Stated task ▸ Reproduce the material in full, unchanged.

Excerpted records ▸
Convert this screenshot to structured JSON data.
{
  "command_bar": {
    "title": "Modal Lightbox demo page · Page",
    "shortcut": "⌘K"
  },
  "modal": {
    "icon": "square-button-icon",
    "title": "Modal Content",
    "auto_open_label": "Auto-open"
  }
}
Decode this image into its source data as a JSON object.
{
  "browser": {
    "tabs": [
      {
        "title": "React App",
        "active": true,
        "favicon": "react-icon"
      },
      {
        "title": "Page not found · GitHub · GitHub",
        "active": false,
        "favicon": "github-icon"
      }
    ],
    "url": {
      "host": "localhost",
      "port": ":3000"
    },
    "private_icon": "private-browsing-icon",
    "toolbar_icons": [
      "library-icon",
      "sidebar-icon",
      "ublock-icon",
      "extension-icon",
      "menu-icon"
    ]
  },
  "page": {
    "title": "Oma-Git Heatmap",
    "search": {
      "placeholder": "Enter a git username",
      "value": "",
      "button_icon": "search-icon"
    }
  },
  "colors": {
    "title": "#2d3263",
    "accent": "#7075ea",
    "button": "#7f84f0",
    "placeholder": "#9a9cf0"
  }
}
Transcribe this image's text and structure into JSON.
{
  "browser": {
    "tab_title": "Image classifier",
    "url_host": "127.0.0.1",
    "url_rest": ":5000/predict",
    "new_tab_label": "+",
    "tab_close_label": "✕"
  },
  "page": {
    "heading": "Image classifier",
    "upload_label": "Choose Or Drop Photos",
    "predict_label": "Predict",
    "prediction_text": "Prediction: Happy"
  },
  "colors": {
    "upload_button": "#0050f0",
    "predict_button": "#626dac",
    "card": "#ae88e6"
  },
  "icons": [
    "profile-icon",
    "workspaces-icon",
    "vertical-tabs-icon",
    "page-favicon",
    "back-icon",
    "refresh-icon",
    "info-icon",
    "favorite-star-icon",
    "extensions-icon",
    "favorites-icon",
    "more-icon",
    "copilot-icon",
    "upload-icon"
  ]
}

Answer for this exercise ▸
Convert this screenshot to structured JSON data.
{
  "command_bar": {
    "title": "Modal Lightbox demo page · Page",
    "shortcut": "⌘K"
  },
  "modal": {
    "icon": "square-button-icon",
    "title": "Modal Content",
    "auto_open_label": "Auto-open"
  }
}
Decode this image into its source data as a JSON object.
{
  "browser": {
    "tabs": [
      {
        "title": "React App",
        "active": true,
        "favicon": "react-icon"
      },
      {
        "title": "Page not found · GitHub · GitHub",
        "active": false,
        "favicon": "github-icon"
      }
    ],
    "url": {
      "host": "localhost",
      "port": ":3000"
    },
    "private_icon": "private-browsing-icon",
    "toolbar_icons": [
      "library-icon",
      "sidebar-icon",
      "ublock-icon",
      "extension-icon",
      "menu-icon"
    ]
  },
  "page": {
    "title": "Oma-Git Heatmap",
    "search": {
      "placeholder": "Enter a git username",
      "value": "",
      "button_icon": "search-icon"
    }
  },
  "colors": {
    "title": "#2d3263",
    "accent": "#7075ea",
    "button": "#7f84f0",
    "placeholder": "#9a9cf0"
  }
}
Transcribe this image's text and structure into JSON.
{
  "browser": {
    "tab_title": "Image classifier",
    "url_host": "127.0.0.1",
    "url_rest": ":5000/predict",
    "new_tab_label": "+",
    "tab_close_label": "✕"
  },
  "page": {
    "heading": "Image classifier",
    "upload_label": "Choose Or Drop Photos",
    "predict_label": "Predict",
    "prediction_text": "Prediction: Happy"
  },
  "colors": {
    "upload_button": "#0050f0",
    "predict_button": "#626dac",
    "card": "#ae88e6"
  },
  "icons": [
    "profile-icon",
    "workspaces-icon",
    "vertical-tabs-icon",
    "page-favicon",
    "back-icon",
    "refresh-icon",
    "info-icon",
    "favorite-star-icon",
    "extensions-icon",
    "favorites-icon",
    "more-icon",
    "copilot-icon",
    "upload-icon"
  ]
}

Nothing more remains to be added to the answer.